- [What you will do]: Without omitting anything, return the records precisely as given.

- [Data lines]:

· · · ·

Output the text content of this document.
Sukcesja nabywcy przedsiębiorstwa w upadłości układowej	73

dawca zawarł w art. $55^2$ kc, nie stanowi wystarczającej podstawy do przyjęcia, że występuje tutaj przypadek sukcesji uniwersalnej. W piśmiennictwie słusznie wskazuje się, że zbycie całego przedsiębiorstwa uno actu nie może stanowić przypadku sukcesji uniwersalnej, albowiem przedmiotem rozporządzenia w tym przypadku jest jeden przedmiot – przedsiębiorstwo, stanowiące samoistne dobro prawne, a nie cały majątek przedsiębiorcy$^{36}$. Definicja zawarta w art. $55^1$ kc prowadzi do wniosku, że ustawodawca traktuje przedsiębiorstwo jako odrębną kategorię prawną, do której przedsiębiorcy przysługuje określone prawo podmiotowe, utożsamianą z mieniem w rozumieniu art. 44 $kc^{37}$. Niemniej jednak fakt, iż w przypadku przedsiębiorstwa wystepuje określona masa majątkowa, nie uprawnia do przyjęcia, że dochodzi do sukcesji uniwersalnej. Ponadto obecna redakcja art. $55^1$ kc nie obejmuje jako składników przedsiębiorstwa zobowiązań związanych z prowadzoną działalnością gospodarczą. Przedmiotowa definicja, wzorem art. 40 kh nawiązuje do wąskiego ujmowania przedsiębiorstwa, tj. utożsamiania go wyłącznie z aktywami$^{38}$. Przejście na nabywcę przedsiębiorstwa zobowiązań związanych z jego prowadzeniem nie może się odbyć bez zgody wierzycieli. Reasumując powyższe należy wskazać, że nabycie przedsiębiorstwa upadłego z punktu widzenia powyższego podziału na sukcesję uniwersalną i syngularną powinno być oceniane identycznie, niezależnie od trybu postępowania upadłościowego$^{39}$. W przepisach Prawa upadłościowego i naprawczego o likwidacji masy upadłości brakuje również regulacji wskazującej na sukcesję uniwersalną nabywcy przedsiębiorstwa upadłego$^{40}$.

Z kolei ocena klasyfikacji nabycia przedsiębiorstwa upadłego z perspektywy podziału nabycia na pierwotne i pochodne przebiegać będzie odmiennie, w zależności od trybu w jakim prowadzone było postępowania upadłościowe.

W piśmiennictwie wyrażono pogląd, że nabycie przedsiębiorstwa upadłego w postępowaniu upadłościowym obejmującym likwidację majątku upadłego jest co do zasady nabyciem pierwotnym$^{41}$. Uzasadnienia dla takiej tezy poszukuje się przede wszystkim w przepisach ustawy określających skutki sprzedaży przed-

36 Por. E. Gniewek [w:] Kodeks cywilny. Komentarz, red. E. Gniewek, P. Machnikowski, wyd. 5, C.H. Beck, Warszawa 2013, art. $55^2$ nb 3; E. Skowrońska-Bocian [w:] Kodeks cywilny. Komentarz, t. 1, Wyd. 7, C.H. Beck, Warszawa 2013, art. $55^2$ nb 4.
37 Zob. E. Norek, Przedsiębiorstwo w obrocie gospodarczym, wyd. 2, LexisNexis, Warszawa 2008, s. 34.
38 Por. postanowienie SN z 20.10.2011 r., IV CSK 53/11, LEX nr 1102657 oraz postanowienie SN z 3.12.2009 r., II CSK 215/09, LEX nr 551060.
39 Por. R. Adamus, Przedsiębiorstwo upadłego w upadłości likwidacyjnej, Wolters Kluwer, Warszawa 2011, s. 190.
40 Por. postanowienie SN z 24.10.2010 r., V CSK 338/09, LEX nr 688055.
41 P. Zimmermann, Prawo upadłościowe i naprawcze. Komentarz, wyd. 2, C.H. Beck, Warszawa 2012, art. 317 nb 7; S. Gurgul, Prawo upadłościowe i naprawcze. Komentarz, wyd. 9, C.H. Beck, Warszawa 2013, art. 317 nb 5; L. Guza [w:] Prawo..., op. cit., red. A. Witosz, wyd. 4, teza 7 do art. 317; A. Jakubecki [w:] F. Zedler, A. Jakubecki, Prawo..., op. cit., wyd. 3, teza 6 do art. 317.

· · · ·

- [Exercise answer]:
Output the text content of this document.
Sukcesja nabywcy przedsiębiorstwa w upadłości układowej	73

dawca zawarł w art. $55^2$ kc, nie stanowi wystarczającej podstawy do przyjęcia, że występuje tutaj przypadek sukcesji uniwersalnej. W piśmiennictwie słusznie wskazuje się, że zbycie całego przedsiębiorstwa uno actu nie może stanowić przypadku sukcesji uniwersalnej, albowiem przedmiotem rozporządzenia w tym przypadku jest jeden przedmiot – przedsiębiorstwo, stanowiące samoistne dobro prawne, a nie cały majątek przedsiębiorcy$^{36}$. Definicja zawarta w art. $55^1$ kc prowadzi do wniosku, że ustawodawca traktuje przedsiębiorstwo jako odrębną kategorię prawną, do której przedsiębiorcy przysługuje określone prawo podmiotowe, utożsamianą z mieniem w rozumieniu art. 44 $kc^{37}$. Niemniej jednak fakt, iż w przypadku przedsiębiorstwa wystepuje określona masa majątkowa, nie uprawnia do przyjęcia, że dochodzi do sukcesji uniwersalnej. Ponadto obecna redakcja art. $55^1$ kc nie obejmuje jako składników przedsiębiorstwa zobowiązań związanych z prowadzoną działalnością gospodarczą. Przedmiotowa definicja, wzorem art. 40 kh nawiązuje do wąskiego ujmowania przedsiębiorstwa, tj. utożsamiania go wyłącznie z aktywami$^{38}$. Przejście na nabywcę przedsiębiorstwa zobowiązań związanych z jego prowadzeniem nie może się odbyć bez zgody wierzycieli. Reasumując powyższe należy wskazać, że nabycie przedsiębiorstwa upadłego z punktu widzenia powyższego podziału na sukcesję uniwersalną i syngularną powinno być oceniane identycznie, niezależnie od trybu postępowania upadłościowego$^{39}$. W przepisach Prawa upadłościowego i naprawczego o likwidacji masy upadłości brakuje również regulacji wskazującej na sukcesję uniwersalną nabywcy przedsiębiorstwa upadłego$^{40}$.

Z kolei ocena klasyfikacji nabycia przedsiębiorstwa upadłego z perspektywy podziału nabycia na pierwotne i pochodne przebiegać będzie odmiennie, w zależności od trybu w jakim prowadzone było postępowania upadłościowe.

W piśmiennictwie wyrażono pogląd, że nabycie przedsiębiorstwa upadłego w postępowaniu upadłościowym obejmującym likwidację majątku upadłego jest co do zasady nabyciem pierwotnym$^{41}$. Uzasadnienia dla takiej tezy poszukuje się przede wszystkim w przepisach ustawy określających skutki sprzedaży przed-

36 Por. E. Gniewek [w:] Kodeks cywilny. Komentarz, red. E. Gniewek, P. Machnikowski, wyd. 5, C.H. Beck, Warszawa 2013, art. $55^2$ nb 3; E. Skowrońska-Bocian [w:] Kodeks cywilny. Komentarz, t. 1, Wyd. 7, C.H. Beck, Warszawa 2013, art. $55^2$ nb 4.
37 Zob. E. Norek, Przedsiębiorstwo w obrocie gospodarczym, wyd. 2, LexisNexis, Warszawa 2008, s. 34.
38 Por. postanowienie SN z 20.10.2011 r., IV CSK 53/11, LEX nr 1102657 oraz postanowienie SN z 3.12.2009 r., II CSK 215/09, LEX nr 551060.
39 Por. R. Adamus, Przedsiębiorstwo upadłego w upadłości likwidacyjnej, Wolters Kluwer, Warszawa 2011, s. 190.
40 Por. postanowienie SN z 24.10.2010 r., V CSK 338/09, LEX nr 688055.
41 P. Zimmermann, Prawo upadłościowe i naprawcze. Komentarz, wyd. 2, C.H. Beck, Warszawa 2012, art. 317 nb 7; S. Gurgul, Prawo upadłościowe i naprawcze. Komentarz, wyd. 9, C.H. Beck, Warszawa 2013, art. 317 nb 5; L. Guza [w:] Prawo..., op. cit., red. A. Witosz, wyd. 4, teza 7 do art. 317; A. Jakubecki [w:] F. Zedler, A. Jakubecki, Prawo..., op. cit., wyd. 3, teza 6 do art. 317.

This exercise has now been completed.